**TASK INPUTS:**
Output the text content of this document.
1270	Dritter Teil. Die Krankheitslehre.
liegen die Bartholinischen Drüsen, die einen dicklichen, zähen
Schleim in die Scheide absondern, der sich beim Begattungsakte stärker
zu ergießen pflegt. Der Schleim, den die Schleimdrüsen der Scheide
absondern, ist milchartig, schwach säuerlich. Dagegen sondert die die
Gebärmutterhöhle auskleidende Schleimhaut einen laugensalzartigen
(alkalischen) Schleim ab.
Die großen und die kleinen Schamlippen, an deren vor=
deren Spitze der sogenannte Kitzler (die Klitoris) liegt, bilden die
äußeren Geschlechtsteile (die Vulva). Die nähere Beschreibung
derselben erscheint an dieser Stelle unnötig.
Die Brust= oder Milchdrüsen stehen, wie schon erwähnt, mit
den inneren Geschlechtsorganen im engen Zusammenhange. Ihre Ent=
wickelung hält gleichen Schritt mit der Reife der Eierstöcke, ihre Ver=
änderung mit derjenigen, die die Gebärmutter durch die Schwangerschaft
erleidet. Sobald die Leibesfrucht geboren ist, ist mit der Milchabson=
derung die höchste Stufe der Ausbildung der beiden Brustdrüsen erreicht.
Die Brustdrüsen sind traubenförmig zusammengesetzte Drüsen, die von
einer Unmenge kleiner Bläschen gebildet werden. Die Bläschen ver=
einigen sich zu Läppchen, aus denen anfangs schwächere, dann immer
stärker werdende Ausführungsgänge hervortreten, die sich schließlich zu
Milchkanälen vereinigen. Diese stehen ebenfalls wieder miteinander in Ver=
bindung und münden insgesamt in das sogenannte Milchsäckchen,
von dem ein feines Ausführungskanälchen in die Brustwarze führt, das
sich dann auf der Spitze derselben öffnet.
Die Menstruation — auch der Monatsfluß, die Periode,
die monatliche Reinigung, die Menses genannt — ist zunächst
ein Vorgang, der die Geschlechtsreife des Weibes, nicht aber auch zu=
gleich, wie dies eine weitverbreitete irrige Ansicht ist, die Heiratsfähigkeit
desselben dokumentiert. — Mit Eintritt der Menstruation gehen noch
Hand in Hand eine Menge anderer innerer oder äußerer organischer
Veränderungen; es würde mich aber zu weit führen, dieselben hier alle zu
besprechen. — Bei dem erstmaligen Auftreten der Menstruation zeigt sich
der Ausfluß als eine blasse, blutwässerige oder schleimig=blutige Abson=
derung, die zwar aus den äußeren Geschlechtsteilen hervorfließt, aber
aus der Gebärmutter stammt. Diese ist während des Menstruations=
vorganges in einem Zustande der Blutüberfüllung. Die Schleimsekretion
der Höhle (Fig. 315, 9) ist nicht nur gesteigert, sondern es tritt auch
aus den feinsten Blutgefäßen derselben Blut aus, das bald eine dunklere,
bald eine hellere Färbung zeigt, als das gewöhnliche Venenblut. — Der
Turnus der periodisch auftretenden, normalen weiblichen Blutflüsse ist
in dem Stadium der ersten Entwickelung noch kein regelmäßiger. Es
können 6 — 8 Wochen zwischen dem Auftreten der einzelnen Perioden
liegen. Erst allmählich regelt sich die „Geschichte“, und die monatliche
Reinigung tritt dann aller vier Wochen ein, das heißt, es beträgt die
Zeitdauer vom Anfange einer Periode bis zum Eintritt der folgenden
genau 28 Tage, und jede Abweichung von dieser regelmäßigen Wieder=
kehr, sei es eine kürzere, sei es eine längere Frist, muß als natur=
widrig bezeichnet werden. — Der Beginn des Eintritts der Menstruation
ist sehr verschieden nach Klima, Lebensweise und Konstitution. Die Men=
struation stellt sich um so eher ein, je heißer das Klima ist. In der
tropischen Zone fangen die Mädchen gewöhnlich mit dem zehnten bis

**PROMPT:** Return all of the entries word for word.

**WRITTEN ANSWER:**
Output the text content of this document.
1270	Dritter Teil. Die Krankheitslehre.
liegen die Bartholinischen Drüsen, die einen dicklichen, zähen
Schleim in die Scheide absondern, der sich beim Begattungsakte stärker
zu ergießen pflegt. Der Schleim, den die Schleimdrüsen der Scheide
absondern, ist milchartig, schwach säuerlich. Dagegen sondert die die
Gebärmutterhöhle auskleidende Schleimhaut einen laugensalzartigen
(alkalischen) Schleim ab.
Die großen und die kleinen Schamlippen, an deren vor=
deren Spitze der sogenannte Kitzler (die Klitoris) liegt, bilden die
äußeren Geschlechtsteile (die Vulva). Die nähere Beschreibung
derselben erscheint an dieser Stelle unnötig.
Die Brust= oder Milchdrüsen stehen, wie schon erwähnt, mit
den inneren Geschlechtsorganen im engen Zusammenhange. Ihre Ent=
wickelung hält gleichen Schritt mit der Reife der Eierstöcke, ihre Ver=
änderung mit derjenigen, die die Gebärmutter durch die Schwangerschaft
erleidet. Sobald die Leibesfrucht geboren ist, ist mit der Milchabson=
derung die höchste Stufe der Ausbildung der beiden Brustdrüsen erreicht.
Die Brustdrüsen sind traubenförmig zusammengesetzte Drüsen, die von
einer Unmenge kleiner Bläschen gebildet werden. Die Bläschen ver=
einigen sich zu Läppchen, aus denen anfangs schwächere, dann immer
stärker werdende Ausführungsgänge hervortreten, die sich schließlich zu
Milchkanälen vereinigen. Diese stehen ebenfalls wieder miteinander in Ver=
bindung und münden insgesamt in das sogenannte Milchsäckchen,
von dem ein feines Ausführungskanälchen in die Brustwarze führt, das
sich dann auf der Spitze derselben öffnet.
Die Menstruation — auch der Monatsfluß, die Periode,
die monatliche Reinigung, die Menses genannt — ist zunächst
ein Vorgang, der die Geschlechtsreife des Weibes, nicht aber auch zu=
gleich, wie dies eine weitverbreitete irrige Ansicht ist, die Heiratsfähigkeit
desselben dokumentiert. — Mit Eintritt der Menstruation gehen noch
Hand in Hand eine Menge anderer innerer oder äußerer organischer
Veränderungen; es würde mich aber zu weit führen, dieselben hier alle zu
besprechen. — Bei dem erstmaligen Auftreten der Menstruation zeigt sich
der Ausfluß als eine blasse, blutwässerige oder schleimig=blutige Abson=
derung, die zwar aus den äußeren Geschlechtsteilen hervorfließt, aber
aus der Gebärmutter stammt. Diese ist während des Menstruations=
vorganges in einem Zustande der Blutüberfüllung. Die Schleimsekretion
der Höhle (Fig. 315, 9) ist nicht nur gesteigert, sondern es tritt auch
aus den feinsten Blutgefäßen derselben Blut aus, das bald eine dunklere,
bald eine hellere Färbung zeigt, als das gewöhnliche Venenblut. — Der
Turnus der periodisch auftretenden, normalen weiblichen Blutflüsse ist
in dem Stadium der ersten Entwickelung noch kein regelmäßiger. Es
können 6 — 8 Wochen zwischen dem Auftreten der einzelnen Perioden
liegen. Erst allmählich regelt sich die „Geschichte“, und die monatliche
Reinigung tritt dann aller vier Wochen ein, das heißt, es beträgt die
Zeitdauer vom Anfange einer Periode bis zum Eintritt der folgenden
genau 28 Tage, und jede Abweichung von dieser regelmäßigen Wieder=
kehr, sei es eine kürzere, sei es eine längere Frist, muß als natur=
widrig bezeichnet werden. — Der Beginn des Eintritts der Menstruation
ist sehr verschieden nach Klima, Lebensweise und Konstitution. Die Men=
struation stellt sich um so eher ein, je heißer das Klima ist. In der
tropischen Zone fangen die Mädchen gewöhnlich mit dem zehnten bis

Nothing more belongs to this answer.